La richesse par habitant et la maîtrise de l'anglais sont positivement corrélées

La richesse par habitant et la maîtrise de l'anglais sont positivement corrélées - François Nascimbeni - AFP

"Plusieurs études ont montré que plus un pays parle anglais, plus il a tendance à être riche. Et la maîtrise de la langue de Shakespeare favorise l'émergence des pays en développement."

Les Français n'ont jamais été très à l'aise avec l'anglais. Et nos dirigeants politiques ont parfois tendance à l'illustrer d'une bien triste façon. Tout le monde a encore en tête la célèbre phrase "The Yes needs the No to win against the No", prononcé par l'ancien Premier ministre Jean-Pierre Raffarin.

La citation date de 2005 mais depuis 10 ans les Français ne sont pas beaucoup plus anglophones. Dans son dernier classement, l'entreprise EF Education First classait l'Hexagone à la 37e place sur 60 pays. Au passage, la France récoltait le plus mauvais score de l'Europe de l'Ouest, faisant même pire que les Espagnols et les Italiens réputés peu à l'aise avec la langue de Shakespeare.

---

Exercices écrits:
• 1. Selon le texte sur la maîtrise de l'anglais, à quelle place le dernier classement d'EF Education First mettait-il la France ?
• 2. Recopiez le passage du texte sur la maîtrise de l'anglais qui va de « Les Français n'ont » jusqu'à « langue de Shakespeare. » inclus.

---

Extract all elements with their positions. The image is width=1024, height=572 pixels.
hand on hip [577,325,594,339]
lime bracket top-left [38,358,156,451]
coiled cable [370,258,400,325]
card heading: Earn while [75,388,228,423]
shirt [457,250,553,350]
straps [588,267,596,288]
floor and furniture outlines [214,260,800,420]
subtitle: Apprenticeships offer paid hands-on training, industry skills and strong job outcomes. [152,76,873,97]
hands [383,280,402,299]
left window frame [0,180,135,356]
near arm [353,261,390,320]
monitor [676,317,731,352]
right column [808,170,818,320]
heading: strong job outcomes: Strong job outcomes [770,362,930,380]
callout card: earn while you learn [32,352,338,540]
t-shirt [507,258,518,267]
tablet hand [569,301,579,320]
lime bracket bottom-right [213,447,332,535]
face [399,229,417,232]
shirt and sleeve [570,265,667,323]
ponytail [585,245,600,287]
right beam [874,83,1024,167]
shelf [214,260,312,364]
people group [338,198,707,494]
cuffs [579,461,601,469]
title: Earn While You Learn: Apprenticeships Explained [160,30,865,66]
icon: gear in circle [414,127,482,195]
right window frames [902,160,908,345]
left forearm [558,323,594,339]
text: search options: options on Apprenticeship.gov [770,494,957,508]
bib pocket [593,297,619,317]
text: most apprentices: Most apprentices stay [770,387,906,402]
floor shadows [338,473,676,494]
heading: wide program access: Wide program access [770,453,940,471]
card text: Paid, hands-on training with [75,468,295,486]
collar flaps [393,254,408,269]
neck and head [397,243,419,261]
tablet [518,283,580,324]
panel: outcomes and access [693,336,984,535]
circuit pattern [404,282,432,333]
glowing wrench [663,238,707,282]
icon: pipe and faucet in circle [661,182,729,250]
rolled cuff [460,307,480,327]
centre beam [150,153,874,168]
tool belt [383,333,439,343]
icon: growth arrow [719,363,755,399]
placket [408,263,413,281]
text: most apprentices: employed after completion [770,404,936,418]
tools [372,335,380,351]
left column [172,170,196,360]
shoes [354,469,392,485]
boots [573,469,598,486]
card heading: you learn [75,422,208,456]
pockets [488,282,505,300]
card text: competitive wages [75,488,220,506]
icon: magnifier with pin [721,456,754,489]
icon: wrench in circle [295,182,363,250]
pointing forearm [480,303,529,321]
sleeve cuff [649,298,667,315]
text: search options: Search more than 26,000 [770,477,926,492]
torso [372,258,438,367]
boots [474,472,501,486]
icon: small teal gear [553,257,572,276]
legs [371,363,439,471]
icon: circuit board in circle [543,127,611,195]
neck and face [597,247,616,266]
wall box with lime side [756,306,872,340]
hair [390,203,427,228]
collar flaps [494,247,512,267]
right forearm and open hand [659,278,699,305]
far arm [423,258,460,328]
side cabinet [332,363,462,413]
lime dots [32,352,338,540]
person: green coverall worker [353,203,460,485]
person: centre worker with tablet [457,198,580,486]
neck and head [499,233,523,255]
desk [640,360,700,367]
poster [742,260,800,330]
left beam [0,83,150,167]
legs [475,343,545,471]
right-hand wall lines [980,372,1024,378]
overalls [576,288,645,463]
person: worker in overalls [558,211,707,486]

---

Corrigé par exercice:
• 1. À la 37e place sur 60 pays.

• 2.
Les Français n'ont jamais été très à l'aise avec l'anglais. Et nos dirigeants politiques ont parfois tendance à l'illustrer d'une bien triste façon. Tout le monde a encore en tête la célèbre phrase "The Yes needs the No to win against the No", prononcé par l'ancien Premier ministre Jean-Pierre Raffarin.

La citation date de 2005 mais depuis 10 ans les Français ne sont pas beaucoup plus anglophones. Dans son dernier classement, l'entreprise EF Education First classait l'Hexagone à la 37e place sur 60 pays. Au passage, la France récoltait le plus mauvais score de l'Europe de l'Ouest, faisant même pire que les Espagnols et les Italiens réputés peu à l'aise avec la langue de Shakespeare.